**Your task**
Exclude the pictures and reproduce the remaining data exactly as written.

**Dataset extract**
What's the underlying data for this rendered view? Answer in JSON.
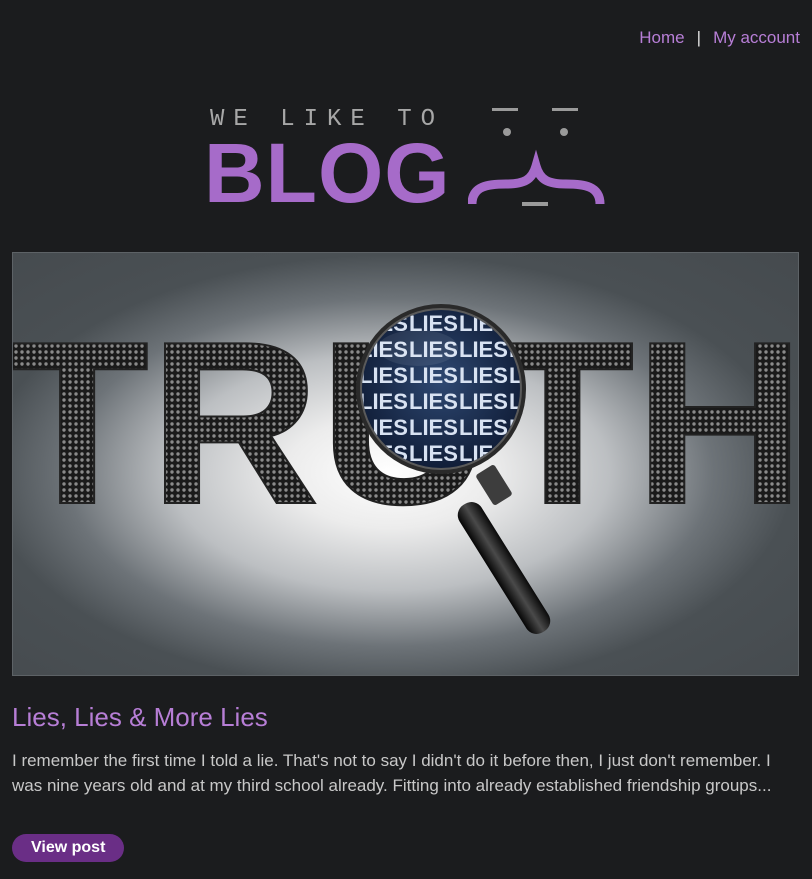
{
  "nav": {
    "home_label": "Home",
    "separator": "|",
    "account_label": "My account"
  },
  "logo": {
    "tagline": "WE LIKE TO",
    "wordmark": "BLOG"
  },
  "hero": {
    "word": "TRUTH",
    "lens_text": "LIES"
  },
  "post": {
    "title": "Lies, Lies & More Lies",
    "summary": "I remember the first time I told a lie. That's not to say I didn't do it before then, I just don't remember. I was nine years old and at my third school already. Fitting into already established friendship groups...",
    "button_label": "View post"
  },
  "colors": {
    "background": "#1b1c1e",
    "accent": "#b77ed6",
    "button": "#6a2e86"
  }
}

**Final result**
What's the underlying data for this rendered view? Answer in JSON.
{
  "nav": {
    "home_label": "Home",
    "separator": "|",
    "account_label": "My account"
  },
  "logo": {
    "tagline": "WE LIKE TO",
    "wordmark": "BLOG"
  },
  "hero": {
    "word": "TRUTH",
    "lens_text": "LIES"
  },
  "post": {
    "title": "Lies, Lies & More Lies",
    "summary": "I remember the first time I told a lie. That's not to say I didn't do it before then, I just don't remember. I was nine years old and at my third school already. Fitting into already established friendship groups...",
    "button_label": "View post"
  },
  "colors": {
    "background": "#1b1c1e",
    "accent": "#b77ed6",
    "button": "#6a2e86"
  }
}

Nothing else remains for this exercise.